▶ **Given task**
Collect every line below that contains the word "value".

▶ **The records**
══════════

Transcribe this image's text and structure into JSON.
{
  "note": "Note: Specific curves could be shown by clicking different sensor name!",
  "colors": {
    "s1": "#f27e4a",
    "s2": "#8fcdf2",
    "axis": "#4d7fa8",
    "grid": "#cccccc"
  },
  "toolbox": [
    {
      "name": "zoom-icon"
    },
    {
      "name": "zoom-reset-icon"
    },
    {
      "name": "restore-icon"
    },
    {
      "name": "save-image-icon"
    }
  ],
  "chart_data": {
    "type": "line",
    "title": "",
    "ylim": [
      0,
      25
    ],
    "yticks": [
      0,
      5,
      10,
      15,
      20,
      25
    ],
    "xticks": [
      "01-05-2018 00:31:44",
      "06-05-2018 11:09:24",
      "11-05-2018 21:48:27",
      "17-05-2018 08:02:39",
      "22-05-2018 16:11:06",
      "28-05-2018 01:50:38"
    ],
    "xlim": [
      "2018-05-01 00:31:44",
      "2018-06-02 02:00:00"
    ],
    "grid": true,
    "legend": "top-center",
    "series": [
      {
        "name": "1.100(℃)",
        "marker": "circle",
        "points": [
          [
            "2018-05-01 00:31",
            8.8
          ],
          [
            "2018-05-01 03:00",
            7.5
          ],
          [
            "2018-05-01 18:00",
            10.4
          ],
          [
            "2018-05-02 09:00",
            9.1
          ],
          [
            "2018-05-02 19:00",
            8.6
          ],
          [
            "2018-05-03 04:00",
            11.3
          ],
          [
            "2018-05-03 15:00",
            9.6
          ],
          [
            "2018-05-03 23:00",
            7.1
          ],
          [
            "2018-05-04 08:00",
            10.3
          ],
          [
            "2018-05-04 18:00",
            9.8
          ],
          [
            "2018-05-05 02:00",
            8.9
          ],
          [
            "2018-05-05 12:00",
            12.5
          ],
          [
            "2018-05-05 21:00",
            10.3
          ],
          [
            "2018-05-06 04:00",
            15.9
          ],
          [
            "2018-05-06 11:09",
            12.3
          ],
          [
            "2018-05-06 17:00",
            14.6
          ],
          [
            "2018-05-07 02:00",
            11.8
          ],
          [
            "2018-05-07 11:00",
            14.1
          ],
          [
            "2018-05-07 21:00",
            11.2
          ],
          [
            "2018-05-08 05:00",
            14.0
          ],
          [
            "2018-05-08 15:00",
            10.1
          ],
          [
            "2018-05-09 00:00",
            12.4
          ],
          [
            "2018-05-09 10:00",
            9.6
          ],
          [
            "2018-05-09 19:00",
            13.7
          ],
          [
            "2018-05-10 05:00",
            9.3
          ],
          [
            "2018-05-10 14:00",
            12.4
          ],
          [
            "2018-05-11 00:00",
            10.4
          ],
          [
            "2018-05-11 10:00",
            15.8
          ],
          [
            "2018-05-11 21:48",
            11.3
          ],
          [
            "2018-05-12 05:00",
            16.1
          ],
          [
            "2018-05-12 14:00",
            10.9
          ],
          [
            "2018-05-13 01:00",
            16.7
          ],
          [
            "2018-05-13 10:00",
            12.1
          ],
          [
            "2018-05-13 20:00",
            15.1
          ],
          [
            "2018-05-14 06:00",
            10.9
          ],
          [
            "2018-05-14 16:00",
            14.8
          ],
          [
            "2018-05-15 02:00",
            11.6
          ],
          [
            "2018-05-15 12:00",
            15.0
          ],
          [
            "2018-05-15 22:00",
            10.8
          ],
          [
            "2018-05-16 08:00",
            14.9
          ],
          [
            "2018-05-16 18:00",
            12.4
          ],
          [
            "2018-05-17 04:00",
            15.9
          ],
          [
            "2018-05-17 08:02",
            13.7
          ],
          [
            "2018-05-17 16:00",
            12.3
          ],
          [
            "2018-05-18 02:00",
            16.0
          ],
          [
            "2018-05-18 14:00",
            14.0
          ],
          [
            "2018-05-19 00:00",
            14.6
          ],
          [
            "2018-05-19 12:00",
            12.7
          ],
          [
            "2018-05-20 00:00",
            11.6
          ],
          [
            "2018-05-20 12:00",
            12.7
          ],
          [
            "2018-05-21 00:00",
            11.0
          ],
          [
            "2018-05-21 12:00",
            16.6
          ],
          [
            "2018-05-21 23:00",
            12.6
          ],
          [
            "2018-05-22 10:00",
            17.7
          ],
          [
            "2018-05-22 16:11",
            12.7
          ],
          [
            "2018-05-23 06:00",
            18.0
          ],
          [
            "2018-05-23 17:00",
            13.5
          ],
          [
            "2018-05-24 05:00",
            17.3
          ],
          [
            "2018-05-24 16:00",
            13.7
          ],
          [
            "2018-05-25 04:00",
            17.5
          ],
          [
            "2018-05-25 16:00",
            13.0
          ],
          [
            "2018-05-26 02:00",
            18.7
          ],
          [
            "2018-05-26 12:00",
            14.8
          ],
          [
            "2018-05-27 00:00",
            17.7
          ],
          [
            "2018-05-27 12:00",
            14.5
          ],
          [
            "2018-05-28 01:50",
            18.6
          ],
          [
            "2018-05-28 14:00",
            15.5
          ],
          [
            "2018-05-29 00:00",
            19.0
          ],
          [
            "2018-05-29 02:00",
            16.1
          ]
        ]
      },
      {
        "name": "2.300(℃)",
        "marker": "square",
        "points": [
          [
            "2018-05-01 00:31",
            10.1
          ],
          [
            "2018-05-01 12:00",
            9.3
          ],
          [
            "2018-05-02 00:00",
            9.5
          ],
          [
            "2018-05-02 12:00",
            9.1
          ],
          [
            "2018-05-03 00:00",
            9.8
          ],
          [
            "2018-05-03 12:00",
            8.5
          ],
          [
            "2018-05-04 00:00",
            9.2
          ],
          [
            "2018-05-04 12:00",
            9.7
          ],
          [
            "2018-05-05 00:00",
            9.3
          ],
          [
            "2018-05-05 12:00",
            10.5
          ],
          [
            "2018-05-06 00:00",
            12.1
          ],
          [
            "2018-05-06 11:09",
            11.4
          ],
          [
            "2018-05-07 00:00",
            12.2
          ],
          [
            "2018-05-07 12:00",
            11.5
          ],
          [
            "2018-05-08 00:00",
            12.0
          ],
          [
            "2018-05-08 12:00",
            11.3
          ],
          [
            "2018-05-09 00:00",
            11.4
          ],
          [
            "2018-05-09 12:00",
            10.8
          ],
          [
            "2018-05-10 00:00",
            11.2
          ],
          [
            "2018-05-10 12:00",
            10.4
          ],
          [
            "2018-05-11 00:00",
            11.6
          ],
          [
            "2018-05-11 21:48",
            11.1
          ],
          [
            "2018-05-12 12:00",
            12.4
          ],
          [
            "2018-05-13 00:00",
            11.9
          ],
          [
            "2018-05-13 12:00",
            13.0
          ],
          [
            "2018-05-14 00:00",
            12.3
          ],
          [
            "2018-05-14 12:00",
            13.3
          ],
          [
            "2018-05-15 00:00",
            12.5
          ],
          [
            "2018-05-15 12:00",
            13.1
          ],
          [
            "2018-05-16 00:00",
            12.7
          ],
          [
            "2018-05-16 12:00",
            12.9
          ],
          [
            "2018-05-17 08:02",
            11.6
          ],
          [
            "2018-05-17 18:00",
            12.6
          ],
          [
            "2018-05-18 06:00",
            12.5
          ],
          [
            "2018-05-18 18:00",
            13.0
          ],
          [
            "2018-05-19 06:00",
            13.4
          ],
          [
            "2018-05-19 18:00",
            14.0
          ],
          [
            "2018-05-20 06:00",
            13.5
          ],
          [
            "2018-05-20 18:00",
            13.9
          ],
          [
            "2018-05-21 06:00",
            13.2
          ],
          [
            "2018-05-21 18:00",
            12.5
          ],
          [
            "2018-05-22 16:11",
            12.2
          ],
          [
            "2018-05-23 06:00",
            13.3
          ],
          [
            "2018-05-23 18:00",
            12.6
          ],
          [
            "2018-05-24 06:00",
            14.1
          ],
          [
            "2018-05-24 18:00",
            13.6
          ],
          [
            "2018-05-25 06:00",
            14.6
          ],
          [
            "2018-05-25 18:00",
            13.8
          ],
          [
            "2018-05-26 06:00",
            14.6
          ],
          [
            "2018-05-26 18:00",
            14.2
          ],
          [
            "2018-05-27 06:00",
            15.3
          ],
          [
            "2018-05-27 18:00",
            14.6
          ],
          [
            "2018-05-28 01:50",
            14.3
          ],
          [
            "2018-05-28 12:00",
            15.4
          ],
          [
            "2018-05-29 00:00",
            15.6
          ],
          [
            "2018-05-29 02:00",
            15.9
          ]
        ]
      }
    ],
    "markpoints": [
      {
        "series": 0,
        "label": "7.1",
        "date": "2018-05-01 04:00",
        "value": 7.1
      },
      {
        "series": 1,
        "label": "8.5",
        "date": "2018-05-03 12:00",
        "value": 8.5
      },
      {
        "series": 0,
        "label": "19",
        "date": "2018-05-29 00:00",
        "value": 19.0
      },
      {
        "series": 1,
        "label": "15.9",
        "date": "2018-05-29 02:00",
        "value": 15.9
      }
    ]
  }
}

══════════

▶ **Output of the task**
        "value": 7.1
        "value": 8.5
        "value": 19.0
        "value": 15.9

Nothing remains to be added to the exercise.